PROBLEM TO SOLVE: Return the entries below verbatim. Pictures stay out.

MATERIALS PROVIDED:
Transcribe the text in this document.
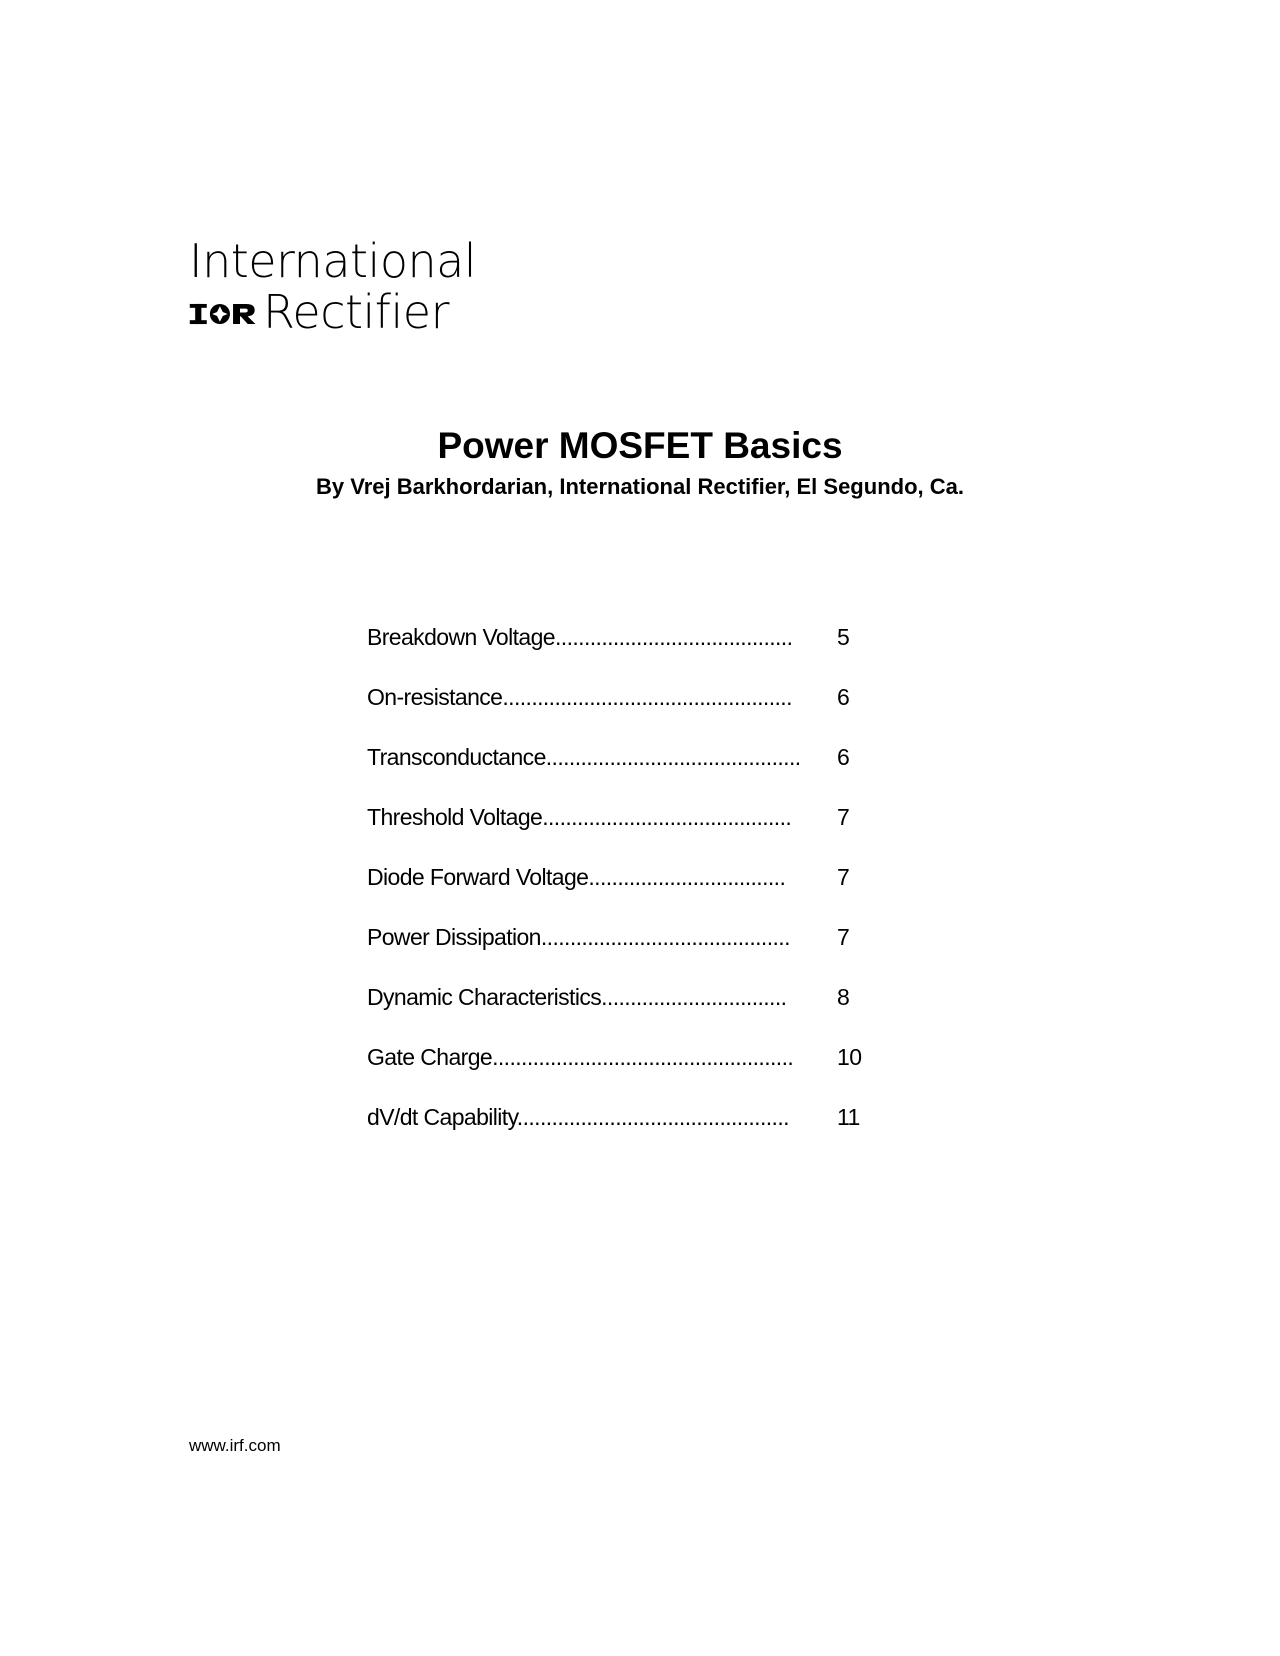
International
Rectifier
Power MOSFET Basics
By Vrej Barkhordarian, International Rectifier, El Segundo, Ca.
Breakdown Voltage.........................................	5
On-resistance..................................................	6
Transconductance............................................	6
Threshold Voltage...........................................	7
Diode Forward Voltage..................................	7
Power Dissipation...........................................	7
Dynamic Characteristics................................	8
Gate Charge....................................................	10
dV/dt Capability...............................................	11
www.irf.com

FULL SOLUTION:
Transcribe the text in this document.
International
Rectifier
Power MOSFET Basics
By Vrej Barkhordarian, International Rectifier, El Segundo, Ca.
Breakdown Voltage.........................................	5
On-resistance..................................................	6
Transconductance............................................	6
Threshold Voltage...........................................	7
Diode Forward Voltage..................................	7
Power Dissipation...........................................	7
Dynamic Characteristics................................	8
Gate Charge....................................................	10
dV/dt Capability...............................................	11
www.irf.com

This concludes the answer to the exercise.